• _Required action_
If a line in the entries contains the string "Clear", include that line in your answer.

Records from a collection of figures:
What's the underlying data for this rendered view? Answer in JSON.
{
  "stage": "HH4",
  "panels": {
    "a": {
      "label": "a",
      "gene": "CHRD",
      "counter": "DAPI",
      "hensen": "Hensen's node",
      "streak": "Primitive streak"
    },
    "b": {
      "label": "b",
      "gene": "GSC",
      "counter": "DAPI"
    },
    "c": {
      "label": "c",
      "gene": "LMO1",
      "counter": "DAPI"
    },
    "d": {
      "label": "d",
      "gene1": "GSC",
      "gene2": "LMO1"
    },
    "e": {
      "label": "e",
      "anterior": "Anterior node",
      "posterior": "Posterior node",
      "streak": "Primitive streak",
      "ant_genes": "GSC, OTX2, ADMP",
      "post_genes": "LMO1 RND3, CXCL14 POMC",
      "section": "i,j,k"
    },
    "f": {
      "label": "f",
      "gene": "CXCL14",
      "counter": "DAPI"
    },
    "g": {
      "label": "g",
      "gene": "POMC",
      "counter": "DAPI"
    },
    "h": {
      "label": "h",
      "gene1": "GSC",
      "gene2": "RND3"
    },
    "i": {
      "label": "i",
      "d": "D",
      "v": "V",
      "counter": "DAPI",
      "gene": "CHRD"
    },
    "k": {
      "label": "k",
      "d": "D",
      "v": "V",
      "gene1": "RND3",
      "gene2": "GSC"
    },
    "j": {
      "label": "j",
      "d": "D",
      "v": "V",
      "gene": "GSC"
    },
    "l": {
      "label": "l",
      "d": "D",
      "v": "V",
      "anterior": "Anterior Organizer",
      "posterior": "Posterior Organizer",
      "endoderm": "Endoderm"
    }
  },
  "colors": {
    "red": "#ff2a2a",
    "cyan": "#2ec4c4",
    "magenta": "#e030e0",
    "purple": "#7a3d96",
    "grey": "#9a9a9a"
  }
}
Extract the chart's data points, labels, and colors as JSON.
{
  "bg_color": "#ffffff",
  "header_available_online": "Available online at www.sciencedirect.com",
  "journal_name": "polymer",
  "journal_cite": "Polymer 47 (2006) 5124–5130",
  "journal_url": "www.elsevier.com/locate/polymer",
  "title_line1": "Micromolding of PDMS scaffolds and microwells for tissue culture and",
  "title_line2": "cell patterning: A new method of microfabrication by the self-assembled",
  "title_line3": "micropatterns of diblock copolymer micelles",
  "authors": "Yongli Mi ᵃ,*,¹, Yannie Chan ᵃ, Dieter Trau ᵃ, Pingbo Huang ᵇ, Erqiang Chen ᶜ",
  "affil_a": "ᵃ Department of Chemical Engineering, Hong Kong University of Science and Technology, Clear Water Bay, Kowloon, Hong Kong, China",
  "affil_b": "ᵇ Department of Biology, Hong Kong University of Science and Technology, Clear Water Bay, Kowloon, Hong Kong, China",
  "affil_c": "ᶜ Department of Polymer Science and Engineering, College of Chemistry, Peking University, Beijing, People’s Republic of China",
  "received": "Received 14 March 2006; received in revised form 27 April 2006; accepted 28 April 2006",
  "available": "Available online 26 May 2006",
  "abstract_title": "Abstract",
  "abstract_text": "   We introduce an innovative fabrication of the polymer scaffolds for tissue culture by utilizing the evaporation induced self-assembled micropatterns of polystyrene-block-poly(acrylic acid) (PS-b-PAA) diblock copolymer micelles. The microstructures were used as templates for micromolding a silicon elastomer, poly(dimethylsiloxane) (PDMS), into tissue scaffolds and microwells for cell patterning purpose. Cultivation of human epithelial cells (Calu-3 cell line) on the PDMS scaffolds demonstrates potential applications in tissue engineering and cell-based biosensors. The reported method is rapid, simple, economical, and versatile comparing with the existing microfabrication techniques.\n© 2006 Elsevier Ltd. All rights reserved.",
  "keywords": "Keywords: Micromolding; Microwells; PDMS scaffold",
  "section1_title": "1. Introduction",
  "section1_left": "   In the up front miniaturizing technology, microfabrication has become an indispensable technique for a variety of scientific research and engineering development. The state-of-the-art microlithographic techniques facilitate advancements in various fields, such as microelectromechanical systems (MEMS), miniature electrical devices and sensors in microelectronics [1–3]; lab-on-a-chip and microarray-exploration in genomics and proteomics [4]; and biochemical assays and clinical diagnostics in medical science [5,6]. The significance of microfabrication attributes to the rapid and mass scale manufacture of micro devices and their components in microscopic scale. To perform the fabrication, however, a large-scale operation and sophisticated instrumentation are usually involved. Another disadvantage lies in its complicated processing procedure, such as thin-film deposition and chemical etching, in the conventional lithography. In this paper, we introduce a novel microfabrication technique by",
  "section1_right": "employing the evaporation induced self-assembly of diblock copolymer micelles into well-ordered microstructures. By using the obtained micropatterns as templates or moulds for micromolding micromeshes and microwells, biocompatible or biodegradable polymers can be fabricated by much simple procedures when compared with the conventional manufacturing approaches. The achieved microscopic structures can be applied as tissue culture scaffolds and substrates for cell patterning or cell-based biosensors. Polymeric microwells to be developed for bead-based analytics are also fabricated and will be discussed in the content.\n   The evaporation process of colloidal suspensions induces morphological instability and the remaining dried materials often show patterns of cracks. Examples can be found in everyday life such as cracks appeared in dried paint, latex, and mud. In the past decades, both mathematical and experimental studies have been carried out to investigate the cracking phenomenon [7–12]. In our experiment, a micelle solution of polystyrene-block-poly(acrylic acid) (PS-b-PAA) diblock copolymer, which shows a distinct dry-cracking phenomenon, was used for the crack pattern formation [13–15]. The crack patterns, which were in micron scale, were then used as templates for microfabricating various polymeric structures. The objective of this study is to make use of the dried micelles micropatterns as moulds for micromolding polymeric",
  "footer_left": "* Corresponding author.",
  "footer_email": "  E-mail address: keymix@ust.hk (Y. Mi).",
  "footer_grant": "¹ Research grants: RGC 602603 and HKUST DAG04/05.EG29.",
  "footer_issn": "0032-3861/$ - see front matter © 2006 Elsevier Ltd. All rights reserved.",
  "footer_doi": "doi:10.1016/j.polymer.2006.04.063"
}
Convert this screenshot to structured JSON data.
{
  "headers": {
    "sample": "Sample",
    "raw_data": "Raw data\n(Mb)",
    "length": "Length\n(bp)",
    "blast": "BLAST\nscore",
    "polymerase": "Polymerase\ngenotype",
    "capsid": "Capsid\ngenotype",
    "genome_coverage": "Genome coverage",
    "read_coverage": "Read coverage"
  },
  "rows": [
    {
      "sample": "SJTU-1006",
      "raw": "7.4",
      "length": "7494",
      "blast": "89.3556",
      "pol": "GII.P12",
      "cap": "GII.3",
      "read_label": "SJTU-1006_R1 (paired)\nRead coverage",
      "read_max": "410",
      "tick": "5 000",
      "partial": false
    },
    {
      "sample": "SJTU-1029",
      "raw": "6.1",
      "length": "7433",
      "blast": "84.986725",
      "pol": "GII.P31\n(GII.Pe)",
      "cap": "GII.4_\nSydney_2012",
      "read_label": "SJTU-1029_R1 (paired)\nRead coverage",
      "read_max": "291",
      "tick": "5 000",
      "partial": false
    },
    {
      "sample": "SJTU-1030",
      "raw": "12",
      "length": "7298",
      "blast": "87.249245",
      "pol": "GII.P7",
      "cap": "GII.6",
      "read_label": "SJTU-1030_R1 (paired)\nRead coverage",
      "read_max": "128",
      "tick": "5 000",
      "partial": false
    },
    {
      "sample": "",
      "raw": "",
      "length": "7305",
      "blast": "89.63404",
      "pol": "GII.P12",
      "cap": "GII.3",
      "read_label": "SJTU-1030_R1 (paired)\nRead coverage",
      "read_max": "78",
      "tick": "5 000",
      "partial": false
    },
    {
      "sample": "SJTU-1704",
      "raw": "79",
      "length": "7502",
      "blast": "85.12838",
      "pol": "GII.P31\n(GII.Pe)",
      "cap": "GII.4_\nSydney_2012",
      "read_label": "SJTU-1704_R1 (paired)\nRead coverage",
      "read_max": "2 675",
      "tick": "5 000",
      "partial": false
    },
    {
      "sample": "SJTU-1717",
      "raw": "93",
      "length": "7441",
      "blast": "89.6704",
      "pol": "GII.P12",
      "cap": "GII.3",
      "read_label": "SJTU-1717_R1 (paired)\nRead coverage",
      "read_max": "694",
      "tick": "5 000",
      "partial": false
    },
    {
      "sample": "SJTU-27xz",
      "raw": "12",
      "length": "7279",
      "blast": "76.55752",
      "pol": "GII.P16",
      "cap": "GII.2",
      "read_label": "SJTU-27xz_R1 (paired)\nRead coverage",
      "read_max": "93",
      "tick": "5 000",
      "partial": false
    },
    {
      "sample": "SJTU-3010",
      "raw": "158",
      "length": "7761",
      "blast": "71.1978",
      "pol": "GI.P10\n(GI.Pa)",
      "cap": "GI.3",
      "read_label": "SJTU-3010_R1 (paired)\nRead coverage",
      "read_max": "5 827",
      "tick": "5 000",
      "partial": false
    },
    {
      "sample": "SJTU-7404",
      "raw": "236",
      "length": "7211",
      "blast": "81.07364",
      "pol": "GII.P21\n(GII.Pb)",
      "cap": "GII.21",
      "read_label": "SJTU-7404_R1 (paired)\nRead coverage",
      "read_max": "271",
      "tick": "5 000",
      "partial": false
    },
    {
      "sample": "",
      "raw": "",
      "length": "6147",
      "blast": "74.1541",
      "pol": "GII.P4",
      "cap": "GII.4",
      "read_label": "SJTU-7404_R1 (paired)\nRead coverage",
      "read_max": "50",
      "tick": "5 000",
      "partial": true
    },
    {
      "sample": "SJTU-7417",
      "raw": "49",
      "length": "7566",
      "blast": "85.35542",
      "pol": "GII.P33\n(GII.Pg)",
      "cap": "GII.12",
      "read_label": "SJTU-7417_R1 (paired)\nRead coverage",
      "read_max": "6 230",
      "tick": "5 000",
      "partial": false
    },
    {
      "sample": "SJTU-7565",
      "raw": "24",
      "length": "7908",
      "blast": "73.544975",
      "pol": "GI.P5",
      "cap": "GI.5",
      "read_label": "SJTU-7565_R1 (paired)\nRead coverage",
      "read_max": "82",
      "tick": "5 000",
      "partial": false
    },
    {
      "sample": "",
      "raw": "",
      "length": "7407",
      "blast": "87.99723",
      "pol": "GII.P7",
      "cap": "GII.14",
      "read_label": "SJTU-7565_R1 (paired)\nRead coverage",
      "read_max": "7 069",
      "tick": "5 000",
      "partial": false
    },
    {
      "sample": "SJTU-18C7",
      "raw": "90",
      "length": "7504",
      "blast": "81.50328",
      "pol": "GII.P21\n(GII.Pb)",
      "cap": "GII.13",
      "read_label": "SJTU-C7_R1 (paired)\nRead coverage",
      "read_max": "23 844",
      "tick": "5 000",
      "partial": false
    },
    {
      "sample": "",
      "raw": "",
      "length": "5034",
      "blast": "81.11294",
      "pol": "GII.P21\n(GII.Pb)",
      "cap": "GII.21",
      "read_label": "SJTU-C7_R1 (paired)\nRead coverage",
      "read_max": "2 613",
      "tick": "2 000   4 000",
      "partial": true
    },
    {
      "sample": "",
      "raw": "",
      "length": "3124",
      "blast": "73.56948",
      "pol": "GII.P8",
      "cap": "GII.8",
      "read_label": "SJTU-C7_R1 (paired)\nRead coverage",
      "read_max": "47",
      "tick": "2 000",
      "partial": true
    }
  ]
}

• _Written answer_
  "affil_a": "ᵃ Department of Chemical Engineering, Hong Kong University of Science and Technology, Clear Water Bay, Kowloon, Hong Kong, China",
  "affil_b": "ᵇ Department of Biology, Hong Kong University of Science and Technology, Clear Water Bay, Kowloon, Hong Kong, China",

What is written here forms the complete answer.